[What needs to be done]
Extract all lines containing "screenshot".

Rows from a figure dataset
_____

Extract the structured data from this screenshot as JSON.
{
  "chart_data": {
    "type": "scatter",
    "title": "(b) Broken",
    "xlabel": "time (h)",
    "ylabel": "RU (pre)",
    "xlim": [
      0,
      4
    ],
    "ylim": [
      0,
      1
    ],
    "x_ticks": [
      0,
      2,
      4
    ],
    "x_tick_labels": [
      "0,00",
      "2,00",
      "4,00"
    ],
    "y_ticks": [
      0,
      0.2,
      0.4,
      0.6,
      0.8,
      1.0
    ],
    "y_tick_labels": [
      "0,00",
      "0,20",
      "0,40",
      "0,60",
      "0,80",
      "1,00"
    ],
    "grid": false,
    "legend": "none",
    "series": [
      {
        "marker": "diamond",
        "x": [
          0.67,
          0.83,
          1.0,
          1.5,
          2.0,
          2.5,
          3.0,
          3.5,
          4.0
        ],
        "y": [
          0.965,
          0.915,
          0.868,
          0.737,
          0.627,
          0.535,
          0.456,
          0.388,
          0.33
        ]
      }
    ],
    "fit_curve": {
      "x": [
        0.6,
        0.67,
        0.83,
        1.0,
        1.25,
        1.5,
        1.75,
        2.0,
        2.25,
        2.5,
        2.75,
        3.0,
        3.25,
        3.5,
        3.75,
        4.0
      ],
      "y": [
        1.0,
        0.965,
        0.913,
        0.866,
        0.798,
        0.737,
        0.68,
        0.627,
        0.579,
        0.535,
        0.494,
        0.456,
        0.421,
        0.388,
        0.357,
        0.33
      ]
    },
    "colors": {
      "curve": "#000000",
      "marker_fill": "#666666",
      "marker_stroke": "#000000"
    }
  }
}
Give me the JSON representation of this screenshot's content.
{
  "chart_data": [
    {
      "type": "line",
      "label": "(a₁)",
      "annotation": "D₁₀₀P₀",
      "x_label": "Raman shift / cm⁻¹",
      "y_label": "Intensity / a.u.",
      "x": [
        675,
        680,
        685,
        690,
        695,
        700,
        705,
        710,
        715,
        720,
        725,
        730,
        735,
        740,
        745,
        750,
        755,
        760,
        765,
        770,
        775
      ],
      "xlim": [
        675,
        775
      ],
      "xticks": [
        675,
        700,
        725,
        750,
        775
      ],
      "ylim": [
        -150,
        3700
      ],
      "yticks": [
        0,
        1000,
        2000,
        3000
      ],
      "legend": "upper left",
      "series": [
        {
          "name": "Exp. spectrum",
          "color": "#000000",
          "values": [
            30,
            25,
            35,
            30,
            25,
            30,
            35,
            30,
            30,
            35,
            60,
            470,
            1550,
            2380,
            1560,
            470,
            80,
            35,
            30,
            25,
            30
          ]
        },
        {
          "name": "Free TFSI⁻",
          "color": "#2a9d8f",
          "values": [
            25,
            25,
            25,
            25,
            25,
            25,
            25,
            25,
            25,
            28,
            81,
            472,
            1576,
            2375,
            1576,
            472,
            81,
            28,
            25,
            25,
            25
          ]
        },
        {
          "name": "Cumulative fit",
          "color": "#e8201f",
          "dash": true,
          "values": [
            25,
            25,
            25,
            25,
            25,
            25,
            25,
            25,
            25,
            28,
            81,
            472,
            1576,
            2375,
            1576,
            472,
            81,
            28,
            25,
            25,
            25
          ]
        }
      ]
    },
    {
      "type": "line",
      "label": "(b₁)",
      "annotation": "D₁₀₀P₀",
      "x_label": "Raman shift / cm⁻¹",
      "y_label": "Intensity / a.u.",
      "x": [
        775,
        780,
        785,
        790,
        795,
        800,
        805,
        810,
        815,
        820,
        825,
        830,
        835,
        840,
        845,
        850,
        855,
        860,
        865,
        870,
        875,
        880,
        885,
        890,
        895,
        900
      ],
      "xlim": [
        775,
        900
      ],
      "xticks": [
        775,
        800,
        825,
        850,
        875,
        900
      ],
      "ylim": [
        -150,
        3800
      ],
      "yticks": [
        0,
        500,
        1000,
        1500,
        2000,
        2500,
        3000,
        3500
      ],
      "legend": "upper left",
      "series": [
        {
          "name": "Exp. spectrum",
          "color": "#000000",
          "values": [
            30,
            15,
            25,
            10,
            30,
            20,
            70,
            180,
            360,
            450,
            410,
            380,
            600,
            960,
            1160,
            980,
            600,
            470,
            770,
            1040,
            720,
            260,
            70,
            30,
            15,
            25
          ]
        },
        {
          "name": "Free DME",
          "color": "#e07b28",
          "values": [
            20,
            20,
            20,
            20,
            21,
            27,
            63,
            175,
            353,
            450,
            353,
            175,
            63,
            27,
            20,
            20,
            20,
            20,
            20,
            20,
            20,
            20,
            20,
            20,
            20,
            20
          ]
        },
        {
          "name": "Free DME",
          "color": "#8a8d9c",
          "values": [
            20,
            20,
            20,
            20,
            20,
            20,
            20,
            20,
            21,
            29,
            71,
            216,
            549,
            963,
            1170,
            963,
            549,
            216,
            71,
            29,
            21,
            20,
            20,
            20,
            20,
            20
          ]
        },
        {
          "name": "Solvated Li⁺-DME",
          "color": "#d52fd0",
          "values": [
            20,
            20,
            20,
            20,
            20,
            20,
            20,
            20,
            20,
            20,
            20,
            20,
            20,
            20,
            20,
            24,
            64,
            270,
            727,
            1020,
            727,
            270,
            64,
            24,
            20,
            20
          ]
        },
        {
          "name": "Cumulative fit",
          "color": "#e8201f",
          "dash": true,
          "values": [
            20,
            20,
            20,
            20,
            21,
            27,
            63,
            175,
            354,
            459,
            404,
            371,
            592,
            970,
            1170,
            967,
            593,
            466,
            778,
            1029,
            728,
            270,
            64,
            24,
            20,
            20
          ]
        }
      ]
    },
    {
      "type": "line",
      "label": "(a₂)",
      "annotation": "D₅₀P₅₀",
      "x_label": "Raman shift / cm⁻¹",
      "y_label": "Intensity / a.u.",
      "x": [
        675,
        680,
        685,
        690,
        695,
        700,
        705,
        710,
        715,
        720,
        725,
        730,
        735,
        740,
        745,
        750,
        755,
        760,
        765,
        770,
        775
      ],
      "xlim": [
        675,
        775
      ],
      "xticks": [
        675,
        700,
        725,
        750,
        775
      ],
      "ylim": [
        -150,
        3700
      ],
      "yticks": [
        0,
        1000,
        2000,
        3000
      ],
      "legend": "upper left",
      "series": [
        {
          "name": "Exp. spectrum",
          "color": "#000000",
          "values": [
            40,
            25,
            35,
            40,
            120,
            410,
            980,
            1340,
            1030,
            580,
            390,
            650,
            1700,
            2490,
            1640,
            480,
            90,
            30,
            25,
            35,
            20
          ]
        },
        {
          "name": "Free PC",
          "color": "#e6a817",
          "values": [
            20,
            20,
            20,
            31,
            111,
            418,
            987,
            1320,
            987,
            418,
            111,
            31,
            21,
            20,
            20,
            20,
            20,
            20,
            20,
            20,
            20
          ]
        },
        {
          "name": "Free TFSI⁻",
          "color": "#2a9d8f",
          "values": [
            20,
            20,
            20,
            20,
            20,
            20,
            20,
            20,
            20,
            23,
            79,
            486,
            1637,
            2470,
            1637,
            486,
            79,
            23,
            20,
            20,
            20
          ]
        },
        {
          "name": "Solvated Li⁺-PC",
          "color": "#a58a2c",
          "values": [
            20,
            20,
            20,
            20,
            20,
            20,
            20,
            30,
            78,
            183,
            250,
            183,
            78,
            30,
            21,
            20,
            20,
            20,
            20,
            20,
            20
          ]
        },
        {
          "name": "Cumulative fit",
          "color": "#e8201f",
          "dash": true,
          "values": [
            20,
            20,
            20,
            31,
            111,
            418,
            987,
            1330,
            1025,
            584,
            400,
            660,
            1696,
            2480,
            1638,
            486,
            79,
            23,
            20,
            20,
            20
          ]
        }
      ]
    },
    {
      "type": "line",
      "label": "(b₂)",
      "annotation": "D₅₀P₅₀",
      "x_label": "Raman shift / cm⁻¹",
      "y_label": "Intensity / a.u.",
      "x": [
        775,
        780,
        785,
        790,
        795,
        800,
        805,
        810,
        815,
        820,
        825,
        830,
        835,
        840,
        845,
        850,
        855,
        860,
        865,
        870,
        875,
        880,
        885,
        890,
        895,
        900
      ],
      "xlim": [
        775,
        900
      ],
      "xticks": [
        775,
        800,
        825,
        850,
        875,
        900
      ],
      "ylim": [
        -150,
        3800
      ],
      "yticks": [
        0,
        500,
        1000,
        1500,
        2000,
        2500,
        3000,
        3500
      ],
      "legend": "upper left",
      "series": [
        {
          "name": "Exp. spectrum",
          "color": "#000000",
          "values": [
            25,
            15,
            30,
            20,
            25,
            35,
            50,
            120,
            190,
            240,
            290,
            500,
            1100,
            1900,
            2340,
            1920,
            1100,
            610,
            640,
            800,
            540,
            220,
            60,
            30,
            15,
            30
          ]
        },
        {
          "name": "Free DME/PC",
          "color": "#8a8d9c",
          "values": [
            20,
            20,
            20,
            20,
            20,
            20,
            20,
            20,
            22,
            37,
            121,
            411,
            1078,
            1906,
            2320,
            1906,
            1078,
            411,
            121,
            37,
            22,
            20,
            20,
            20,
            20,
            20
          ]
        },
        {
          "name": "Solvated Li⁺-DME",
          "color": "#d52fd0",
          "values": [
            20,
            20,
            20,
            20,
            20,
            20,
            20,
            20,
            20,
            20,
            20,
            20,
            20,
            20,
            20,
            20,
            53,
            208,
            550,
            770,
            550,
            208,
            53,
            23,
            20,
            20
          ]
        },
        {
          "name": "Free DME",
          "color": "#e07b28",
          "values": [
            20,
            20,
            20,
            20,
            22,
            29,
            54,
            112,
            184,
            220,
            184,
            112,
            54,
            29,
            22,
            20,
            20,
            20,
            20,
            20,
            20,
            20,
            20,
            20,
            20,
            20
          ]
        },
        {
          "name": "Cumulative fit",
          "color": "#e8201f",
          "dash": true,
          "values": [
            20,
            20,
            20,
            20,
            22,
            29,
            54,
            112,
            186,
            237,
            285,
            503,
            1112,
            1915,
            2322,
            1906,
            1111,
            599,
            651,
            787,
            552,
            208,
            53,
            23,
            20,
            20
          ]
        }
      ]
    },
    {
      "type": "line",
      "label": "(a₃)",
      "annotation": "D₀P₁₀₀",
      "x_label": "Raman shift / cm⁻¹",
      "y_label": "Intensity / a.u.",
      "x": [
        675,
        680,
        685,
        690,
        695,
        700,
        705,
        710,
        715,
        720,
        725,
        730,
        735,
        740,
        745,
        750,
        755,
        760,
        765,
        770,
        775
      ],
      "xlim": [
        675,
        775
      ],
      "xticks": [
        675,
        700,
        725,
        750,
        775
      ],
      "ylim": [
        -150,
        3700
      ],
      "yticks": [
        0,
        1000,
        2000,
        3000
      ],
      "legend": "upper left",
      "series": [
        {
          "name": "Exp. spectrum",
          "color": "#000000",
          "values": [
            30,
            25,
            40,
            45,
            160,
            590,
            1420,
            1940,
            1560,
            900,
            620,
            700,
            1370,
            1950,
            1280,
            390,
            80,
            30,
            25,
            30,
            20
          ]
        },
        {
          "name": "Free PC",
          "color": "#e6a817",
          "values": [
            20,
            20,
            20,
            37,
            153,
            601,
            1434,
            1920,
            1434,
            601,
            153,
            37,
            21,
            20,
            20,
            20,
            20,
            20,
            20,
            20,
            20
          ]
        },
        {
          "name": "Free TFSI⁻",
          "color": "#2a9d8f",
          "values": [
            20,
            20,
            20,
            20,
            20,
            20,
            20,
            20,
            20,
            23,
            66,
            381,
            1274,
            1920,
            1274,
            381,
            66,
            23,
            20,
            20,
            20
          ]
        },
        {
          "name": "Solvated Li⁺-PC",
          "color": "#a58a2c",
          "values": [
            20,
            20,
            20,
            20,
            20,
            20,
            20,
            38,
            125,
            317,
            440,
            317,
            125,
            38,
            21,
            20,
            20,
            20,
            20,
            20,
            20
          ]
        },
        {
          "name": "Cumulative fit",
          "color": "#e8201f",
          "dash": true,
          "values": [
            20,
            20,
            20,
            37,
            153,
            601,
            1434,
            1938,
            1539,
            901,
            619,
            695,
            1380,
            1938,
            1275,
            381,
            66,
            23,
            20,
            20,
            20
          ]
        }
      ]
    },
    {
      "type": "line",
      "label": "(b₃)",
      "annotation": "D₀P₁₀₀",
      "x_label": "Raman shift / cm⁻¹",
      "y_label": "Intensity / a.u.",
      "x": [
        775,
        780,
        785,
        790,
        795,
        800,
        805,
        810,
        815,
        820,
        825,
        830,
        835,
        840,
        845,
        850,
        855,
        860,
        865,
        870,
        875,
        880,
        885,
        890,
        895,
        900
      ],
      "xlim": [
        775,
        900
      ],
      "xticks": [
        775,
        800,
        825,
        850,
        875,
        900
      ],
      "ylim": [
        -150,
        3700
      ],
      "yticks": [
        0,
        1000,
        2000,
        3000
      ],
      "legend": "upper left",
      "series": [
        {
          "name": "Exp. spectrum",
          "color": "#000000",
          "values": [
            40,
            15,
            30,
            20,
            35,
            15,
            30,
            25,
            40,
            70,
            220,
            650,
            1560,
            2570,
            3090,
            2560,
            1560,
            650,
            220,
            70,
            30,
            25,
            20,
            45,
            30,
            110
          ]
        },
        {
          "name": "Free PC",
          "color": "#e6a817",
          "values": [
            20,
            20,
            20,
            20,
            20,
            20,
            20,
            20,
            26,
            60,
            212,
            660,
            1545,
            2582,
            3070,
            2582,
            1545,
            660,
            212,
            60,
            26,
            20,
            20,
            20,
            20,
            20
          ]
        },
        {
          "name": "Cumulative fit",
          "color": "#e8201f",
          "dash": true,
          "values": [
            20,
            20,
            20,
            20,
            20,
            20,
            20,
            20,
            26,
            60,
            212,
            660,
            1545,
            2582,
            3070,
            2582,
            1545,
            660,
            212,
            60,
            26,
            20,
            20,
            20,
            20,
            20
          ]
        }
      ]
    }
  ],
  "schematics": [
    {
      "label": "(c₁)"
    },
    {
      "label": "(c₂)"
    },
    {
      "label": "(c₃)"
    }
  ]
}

_____

[Response to the task]
Extract the structured data from this screenshot as JSON.
Give me the JSON representation of this screenshot's content.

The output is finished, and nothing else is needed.